### Goal
Copy out the listing below word for word, beginning at its first line and ending with the line that contains "- period-label: 140: [10, 998, 37, 1015]".

====== Records ======

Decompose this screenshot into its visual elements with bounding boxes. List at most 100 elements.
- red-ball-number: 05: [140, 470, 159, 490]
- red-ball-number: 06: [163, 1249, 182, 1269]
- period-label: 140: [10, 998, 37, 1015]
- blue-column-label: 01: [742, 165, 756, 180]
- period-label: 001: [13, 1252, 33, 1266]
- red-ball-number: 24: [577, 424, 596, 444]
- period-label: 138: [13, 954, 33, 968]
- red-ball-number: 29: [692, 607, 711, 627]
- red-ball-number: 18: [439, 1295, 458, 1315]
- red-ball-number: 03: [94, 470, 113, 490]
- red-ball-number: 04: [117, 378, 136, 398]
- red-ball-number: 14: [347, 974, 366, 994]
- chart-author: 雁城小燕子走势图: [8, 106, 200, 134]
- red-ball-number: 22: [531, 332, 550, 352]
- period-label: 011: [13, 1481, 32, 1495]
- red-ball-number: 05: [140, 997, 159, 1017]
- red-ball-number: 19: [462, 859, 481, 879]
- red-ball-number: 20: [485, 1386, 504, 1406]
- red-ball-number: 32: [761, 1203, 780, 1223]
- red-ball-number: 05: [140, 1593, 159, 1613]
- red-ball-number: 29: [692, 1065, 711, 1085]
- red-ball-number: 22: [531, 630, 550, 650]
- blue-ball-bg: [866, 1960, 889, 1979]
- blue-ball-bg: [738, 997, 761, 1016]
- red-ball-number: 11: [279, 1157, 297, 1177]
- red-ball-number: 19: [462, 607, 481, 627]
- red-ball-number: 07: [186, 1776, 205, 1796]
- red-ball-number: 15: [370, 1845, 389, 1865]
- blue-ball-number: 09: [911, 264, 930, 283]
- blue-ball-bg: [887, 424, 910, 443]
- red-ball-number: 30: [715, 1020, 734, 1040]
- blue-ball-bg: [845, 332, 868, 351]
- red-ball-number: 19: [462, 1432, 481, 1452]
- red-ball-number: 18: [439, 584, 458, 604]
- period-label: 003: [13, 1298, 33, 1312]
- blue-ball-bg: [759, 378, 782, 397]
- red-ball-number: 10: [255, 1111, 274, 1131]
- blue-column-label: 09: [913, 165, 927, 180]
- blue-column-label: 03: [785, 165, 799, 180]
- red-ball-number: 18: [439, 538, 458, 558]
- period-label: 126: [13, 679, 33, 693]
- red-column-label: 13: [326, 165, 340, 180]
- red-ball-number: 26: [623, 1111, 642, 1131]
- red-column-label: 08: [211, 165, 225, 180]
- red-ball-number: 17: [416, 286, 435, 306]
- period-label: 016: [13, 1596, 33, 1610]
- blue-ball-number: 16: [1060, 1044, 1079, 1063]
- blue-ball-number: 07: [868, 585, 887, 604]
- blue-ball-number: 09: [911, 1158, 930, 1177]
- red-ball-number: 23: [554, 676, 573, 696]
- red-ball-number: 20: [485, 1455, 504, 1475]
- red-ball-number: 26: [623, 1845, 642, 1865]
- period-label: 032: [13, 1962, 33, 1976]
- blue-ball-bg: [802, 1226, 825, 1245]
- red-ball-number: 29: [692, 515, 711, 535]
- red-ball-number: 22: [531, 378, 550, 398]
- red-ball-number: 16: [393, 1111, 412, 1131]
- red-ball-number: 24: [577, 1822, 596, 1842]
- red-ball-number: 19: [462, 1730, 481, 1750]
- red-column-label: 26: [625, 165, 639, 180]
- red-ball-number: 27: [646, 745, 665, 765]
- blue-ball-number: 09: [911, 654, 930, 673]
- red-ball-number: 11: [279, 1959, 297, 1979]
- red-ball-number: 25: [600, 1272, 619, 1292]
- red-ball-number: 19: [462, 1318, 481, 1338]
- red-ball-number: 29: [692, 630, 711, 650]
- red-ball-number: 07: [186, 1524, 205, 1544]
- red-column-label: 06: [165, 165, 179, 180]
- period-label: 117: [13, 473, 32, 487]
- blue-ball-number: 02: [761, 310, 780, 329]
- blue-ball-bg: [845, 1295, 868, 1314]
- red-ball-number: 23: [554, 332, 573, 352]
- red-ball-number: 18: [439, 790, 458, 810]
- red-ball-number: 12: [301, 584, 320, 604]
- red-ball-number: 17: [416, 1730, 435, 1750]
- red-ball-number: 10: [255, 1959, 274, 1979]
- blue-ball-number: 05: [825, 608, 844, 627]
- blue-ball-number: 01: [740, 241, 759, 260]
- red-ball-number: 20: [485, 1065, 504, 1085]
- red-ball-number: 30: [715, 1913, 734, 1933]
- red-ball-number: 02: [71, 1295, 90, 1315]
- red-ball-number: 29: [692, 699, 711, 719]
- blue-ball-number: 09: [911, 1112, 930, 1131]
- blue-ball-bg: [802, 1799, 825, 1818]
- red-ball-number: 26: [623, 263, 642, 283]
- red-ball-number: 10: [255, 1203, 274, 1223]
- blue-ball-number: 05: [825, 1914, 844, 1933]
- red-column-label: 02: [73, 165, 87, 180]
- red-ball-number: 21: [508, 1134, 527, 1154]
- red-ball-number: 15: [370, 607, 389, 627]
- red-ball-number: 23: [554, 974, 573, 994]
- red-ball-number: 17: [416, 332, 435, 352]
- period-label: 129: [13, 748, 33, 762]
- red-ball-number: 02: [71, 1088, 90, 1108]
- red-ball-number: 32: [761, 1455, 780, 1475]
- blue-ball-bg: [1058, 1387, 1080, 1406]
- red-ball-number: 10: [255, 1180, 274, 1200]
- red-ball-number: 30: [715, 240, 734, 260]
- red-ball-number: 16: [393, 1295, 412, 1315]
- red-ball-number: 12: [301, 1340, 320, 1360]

======

### Task solution
Decompose this screenshot into its visual elements with bounding boxes. List at most 100 elements.
- red-ball-number: 05: [140, 470, 159, 490]
- red-ball-number: 06: [163, 1249, 182, 1269]
- period-label: 140: [10, 998, 37, 1015]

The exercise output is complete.